--- START OF RECORD SET ---

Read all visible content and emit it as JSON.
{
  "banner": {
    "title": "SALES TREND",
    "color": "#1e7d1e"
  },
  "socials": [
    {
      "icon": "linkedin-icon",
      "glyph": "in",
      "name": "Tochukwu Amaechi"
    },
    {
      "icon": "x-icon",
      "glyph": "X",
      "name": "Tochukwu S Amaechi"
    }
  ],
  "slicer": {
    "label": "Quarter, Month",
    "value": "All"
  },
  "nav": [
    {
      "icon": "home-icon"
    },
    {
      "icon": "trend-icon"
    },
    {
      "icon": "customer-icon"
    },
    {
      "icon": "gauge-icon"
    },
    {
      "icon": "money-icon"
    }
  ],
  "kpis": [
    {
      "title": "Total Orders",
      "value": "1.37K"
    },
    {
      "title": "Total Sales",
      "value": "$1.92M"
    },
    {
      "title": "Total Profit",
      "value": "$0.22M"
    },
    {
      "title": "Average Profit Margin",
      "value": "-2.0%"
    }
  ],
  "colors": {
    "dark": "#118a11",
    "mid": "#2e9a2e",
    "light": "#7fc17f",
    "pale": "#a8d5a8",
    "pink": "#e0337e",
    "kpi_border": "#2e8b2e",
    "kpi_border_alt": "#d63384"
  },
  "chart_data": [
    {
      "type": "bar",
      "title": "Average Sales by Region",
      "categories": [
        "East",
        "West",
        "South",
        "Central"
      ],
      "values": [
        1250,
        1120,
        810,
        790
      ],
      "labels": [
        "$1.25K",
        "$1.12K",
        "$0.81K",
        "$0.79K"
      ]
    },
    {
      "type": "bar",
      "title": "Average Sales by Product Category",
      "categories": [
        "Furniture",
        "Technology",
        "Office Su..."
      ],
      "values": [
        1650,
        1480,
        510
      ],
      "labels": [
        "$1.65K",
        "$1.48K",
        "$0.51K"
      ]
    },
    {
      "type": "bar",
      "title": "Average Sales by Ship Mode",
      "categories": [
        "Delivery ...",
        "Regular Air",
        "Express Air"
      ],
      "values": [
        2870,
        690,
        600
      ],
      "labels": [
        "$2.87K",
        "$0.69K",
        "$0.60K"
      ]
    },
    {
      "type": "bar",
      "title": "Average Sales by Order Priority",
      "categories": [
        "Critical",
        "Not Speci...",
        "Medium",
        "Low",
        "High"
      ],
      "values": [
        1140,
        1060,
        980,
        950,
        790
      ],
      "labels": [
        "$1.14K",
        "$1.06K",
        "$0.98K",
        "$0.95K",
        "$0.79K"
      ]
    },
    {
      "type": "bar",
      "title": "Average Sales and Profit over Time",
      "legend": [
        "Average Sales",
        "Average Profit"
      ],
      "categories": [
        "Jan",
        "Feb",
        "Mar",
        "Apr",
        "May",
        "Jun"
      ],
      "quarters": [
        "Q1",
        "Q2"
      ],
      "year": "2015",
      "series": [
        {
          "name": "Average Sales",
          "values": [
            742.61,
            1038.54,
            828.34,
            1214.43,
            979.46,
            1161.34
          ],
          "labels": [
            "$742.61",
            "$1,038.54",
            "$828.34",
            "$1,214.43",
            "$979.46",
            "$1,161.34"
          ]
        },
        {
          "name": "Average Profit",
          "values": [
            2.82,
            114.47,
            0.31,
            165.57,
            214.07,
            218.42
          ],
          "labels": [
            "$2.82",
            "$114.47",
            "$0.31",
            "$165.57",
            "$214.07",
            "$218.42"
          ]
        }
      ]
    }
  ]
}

--- END OF RECORD SET ---

> _WHAT IS EXPECTED_: Copy out every line of the data that includes the word "Amaechi".

> _TASK SOLUTION_:
      "name": "Tochukwu Amaechi"
      "name": "Tochukwu S Amaechi"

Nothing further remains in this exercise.